#### Problem to solve
Set down each line of the data below exactly as it stands, dropping the pictures.

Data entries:

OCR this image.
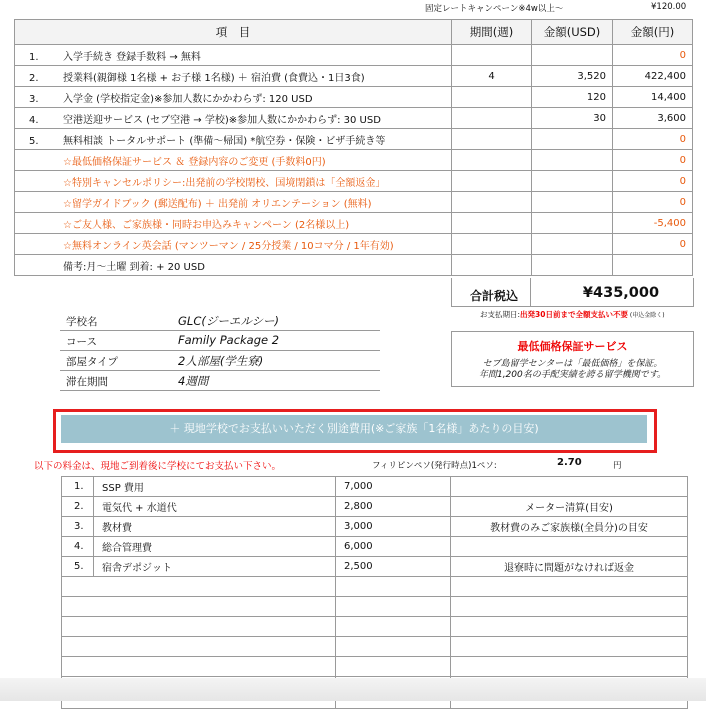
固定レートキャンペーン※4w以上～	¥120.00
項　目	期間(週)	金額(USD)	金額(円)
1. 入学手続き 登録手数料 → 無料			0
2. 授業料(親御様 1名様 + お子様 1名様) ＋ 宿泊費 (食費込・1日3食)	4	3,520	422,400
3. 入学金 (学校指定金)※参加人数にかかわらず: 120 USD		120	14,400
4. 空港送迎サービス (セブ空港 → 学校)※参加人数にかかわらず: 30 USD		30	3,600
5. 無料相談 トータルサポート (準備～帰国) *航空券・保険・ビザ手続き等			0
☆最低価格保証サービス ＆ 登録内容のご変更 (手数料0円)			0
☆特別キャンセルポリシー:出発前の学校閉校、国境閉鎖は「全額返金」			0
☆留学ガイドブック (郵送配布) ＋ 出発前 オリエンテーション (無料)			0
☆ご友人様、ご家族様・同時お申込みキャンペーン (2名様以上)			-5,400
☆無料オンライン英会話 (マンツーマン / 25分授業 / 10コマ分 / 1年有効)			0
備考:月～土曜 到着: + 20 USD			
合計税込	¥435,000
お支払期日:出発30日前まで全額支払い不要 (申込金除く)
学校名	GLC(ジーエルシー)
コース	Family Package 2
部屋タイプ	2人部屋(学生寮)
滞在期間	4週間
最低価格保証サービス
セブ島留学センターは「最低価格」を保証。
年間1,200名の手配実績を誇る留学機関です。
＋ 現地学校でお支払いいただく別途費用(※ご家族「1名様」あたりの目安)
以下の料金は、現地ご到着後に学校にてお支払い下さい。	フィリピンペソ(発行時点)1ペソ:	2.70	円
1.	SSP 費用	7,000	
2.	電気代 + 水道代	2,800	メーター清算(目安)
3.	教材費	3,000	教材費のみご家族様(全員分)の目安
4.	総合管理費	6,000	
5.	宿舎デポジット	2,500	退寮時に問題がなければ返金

#### Answer to the task
OCR this image.
固定レートキャンペーン※4w以上～	¥120.00
項　目	期間(週)	金額(USD)	金額(円)
1. 入学手続き 登録手数料 → 無料			0
2. 授業料(親御様 1名様 + お子様 1名様) ＋ 宿泊費 (食費込・1日3食)	4	3,520	422,400
3. 入学金 (学校指定金)※参加人数にかかわらず: 120 USD		120	14,400
4. 空港送迎サービス (セブ空港 → 学校)※参加人数にかかわらず: 30 USD		30	3,600
5. 無料相談 トータルサポート (準備～帰国) *航空券・保険・ビザ手続き等			0
☆最低価格保証サービス ＆ 登録内容のご変更 (手数料0円)			0
☆特別キャンセルポリシー:出発前の学校閉校、国境閉鎖は「全額返金」			0
☆留学ガイドブック (郵送配布) ＋ 出発前 オリエンテーション (無料)			0
☆ご友人様、ご家族様・同時お申込みキャンペーン (2名様以上)			-5,400
☆無料オンライン英会話 (マンツーマン / 25分授業 / 10コマ分 / 1年有効)			0
備考:月～土曜 到着: + 20 USD			
合計税込	¥435,000
お支払期日:出発30日前まで全額支払い不要 (申込金除く)
学校名	GLC(ジーエルシー)
コース	Family Package 2
部屋タイプ	2人部屋(学生寮)
滞在期間	4週間
最低価格保証サービス
セブ島留学センターは「最低価格」を保証。
年間1,200名の手配実績を誇る留学機関です。
＋ 現地学校でお支払いいただく別途費用(※ご家族「1名様」あたりの目安)
以下の料金は、現地ご到着後に学校にてお支払い下さい。	フィリピンペソ(発行時点)1ペソ:	2.70	円
1.	SSP 費用	7,000	
2.	電気代 + 水道代	2,800	メーター清算(目安)
3.	教材費	3,000	教材費のみご家族様(全員分)の目安
4.	総合管理費	6,000	
5.	宿舎デポジット	2,500	退寮時に問題がなければ返金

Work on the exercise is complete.